▶ Exercise task: Every line below is to be quoted exactly, with nothing added or dropped.

▶ Source records:

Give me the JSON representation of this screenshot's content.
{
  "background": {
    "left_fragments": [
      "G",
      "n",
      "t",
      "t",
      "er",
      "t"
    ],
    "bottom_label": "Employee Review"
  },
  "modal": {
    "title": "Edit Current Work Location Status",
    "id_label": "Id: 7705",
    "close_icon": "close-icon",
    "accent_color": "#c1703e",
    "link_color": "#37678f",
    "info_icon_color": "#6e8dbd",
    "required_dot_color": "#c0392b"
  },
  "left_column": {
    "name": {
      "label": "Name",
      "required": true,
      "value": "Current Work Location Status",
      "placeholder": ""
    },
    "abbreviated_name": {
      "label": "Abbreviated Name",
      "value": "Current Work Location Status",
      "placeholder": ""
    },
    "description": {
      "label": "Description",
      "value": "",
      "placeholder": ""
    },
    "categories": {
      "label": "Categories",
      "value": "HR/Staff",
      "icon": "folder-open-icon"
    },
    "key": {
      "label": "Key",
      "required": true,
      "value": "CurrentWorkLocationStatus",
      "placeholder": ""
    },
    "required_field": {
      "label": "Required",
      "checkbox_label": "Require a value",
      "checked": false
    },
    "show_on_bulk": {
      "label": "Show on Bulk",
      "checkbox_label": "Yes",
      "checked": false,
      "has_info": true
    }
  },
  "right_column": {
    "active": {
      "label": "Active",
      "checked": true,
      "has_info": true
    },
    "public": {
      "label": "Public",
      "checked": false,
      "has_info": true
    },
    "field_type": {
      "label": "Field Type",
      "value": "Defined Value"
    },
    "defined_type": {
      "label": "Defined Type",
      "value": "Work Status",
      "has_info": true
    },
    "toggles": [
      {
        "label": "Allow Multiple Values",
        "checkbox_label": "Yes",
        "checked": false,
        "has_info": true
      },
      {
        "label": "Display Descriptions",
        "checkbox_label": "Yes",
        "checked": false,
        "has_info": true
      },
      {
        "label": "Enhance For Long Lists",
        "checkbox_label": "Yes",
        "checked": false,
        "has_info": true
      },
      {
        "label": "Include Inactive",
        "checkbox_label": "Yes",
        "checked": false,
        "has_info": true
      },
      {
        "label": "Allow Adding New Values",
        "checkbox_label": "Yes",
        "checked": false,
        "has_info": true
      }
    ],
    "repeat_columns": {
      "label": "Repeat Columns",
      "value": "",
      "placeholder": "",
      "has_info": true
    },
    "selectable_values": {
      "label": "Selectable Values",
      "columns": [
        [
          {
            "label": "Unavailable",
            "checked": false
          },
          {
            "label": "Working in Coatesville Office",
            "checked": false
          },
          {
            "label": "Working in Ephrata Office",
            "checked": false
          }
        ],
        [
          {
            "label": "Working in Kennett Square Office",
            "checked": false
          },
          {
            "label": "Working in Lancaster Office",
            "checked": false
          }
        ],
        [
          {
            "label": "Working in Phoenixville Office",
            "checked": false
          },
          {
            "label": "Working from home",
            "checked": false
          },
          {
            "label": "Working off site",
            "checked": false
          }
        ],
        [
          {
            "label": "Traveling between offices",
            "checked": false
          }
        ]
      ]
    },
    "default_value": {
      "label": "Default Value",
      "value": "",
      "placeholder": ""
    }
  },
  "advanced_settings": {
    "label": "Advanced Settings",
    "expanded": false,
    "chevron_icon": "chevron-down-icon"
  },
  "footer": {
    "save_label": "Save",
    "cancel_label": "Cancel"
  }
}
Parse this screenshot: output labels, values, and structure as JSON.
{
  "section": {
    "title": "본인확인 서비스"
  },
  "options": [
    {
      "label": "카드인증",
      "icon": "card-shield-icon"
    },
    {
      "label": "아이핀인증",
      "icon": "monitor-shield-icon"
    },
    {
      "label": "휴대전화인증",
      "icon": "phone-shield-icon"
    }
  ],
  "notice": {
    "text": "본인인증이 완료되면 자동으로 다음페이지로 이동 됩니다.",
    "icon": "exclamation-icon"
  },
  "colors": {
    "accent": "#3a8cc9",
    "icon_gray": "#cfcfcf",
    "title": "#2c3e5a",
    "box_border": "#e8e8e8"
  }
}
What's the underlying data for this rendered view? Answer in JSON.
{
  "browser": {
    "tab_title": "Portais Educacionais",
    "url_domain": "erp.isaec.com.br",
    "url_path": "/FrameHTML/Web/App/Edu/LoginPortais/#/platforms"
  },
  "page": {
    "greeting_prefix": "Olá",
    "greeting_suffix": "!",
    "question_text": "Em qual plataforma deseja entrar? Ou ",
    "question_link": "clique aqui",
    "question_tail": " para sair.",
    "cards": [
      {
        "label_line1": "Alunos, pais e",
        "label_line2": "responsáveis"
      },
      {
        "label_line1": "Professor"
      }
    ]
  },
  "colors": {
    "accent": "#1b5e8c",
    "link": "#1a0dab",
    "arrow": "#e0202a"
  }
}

▶ Solution to the problem:
Give me the JSON representation of this screenshot's content.
{
  "background": {
    "left_fragments": [
      "G",
      "n",
      "t",
      "t",
      "er",
      "t"
    ],
    "bottom_label": "Employee Review"
  },
  "modal": {
    "title": "Edit Current Work Location Status",
    "id_label": "Id: 7705",
    "close_icon": "close-icon",
    "accent_color": "#c1703e",
    "link_color": "#37678f",
    "info_icon_color": "#6e8dbd",
    "required_dot_color": "#c0392b"
  },
  "left_column": {
    "name": {
      "label": "Name",
      "required": true,
      "value": "Current Work Location Status",
      "placeholder": ""
    },
    "abbreviated_name": {
      "label": "Abbreviated Name",
      "value": "Current Work Location Status",
      "placeholder": ""
    },
    "description": {
      "label": "Description",
      "value": "",
      "placeholder": ""
    },
    "categories": {
      "label": "Categories",
      "value": "HR/Staff",
      "icon": "folder-open-icon"
    },
    "key": {
      "label": "Key",
      "required": true,
      "value": "CurrentWorkLocationStatus",
      "placeholder": ""
    },
    "required_field": {
      "label": "Required",
      "checkbox_label": "Require a value",
      "checked": false
    },
    "show_on_bulk": {
      "label": "Show on Bulk",
      "checkbox_label": "Yes",
      "checked": false,
      "has_info": true
    }
  },
  "right_column": {
    "active": {
      "label": "Active",
      "checked": true,
      "has_info": true
    },
    "public": {
      "label": "Public",
      "checked": false,
      "has_info": true
    },
    "field_type": {
      "label": "Field Type",
      "value": "Defined Value"
    },
    "defined_type": {
      "label": "Defined Type",
      "value": "Work Status",
      "has_info": true
    },
    "toggles": [
      {
        "label": "Allow Multiple Values",
        "checkbox_label": "Yes",
        "checked": false,
        "has_info": true
      },
      {
        "label": "Display Descriptions",
        "checkbox_label": "Yes",
        "checked": false,
        "has_info": true
      },
      {
        "label": "Enhance For Long Lists",
        "checkbox_label": "Yes",
        "checked": false,
        "has_info": true
      },
      {
        "label": "Include Inactive",
        "checkbox_label": "Yes",
        "checked": false,
        "has_info": true
      },
      {
        "label": "Allow Adding New Values",
        "checkbox_label": "Yes",
        "checked": false,
        "has_info": true
      }
    ],
    "repeat_columns": {
      "label": "Repeat Columns",
      "value": "",
      "placeholder": "",
      "has_info": true
    },
    "selectable_values": {
      "label": "Selectable Values",
      "columns": [
        [
          {
            "label": "Unavailable",
            "checked": false
          },
          {
            "label": "Working in Coatesville Office",
            "checked": false
          },
          {
            "label": "Working in Ephrata Office",
            "checked": false
          }
        ],
        [
          {
            "label": "Working in Kennett Square Office",
            "checked": false
          },
          {
            "label": "Working in Lancaster Office",
            "checked": false
          }
        ],
        [
          {
            "label": "Working in Phoenixville Office",
            "checked": false
          },
          {
            "label": "Working from home",
            "checked": false
          },
          {
            "label": "Working off site",
            "checked": false
          }
        ],
        [
          {
            "label": "Traveling between offices",
            "checked": false
          }
        ]
      ]
    },
    "default_value": {
      "label": "Default Value",
      "value": "",
      "placeholder": ""
    }
  },
  "advanced_settings": {
    "label": "Advanced Settings",
    "expanded": false,
    "chevron_icon": "chevron-down-icon"
  },
  "footer": {
    "save_label": "Save",
    "cancel_label": "Cancel"
  }
}
Parse this screenshot: output labels, values, and structure as JSON.
{
  "section": {
    "title": "본인확인 서비스"
  },
  "options": [
    {
      "label": "카드인증",
      "icon": "card-shield-icon"
    },
    {
      "label": "아이핀인증",
      "icon": "monitor-shield-icon"
    },
    {
      "label": "휴대전화인증",
      "icon": "phone-shield-icon"
    }
  ],
  "notice": {
    "text": "본인인증이 완료되면 자동으로 다음페이지로 이동 됩니다.",
    "icon": "exclamation-icon"
  },
  "colors": {
    "accent": "#3a8cc9",
    "icon_gray": "#cfcfcf",
    "title": "#2c3e5a",
    "box_border": "#e8e8e8"
  }
}
What's the underlying data for this rendered view? Answer in JSON.
{
  "browser": {
    "tab_title": "Portais Educacionais",
    "url_domain": "erp.isaec.com.br",
    "url_path": "/FrameHTML/Web/App/Edu/LoginPortais/#/platforms"
  },
  "page": {
    "greeting_prefix": "Olá",
    "greeting_suffix": "!",
    "question_text": "Em qual plataforma deseja entrar? Ou ",
    "question_link": "clique aqui",
    "question_tail": " para sair.",
    "cards": [
      {
        "label_line1": "Alunos, pais e",
        "label_line2": "responsáveis"
      },
      {
        "label_line1": "Professor"
      }
    ]
  },
  "colors": {
    "accent": "#1b5e8c",
    "link": "#1a0dab",
    "arrow": "#e0202a"
  }
}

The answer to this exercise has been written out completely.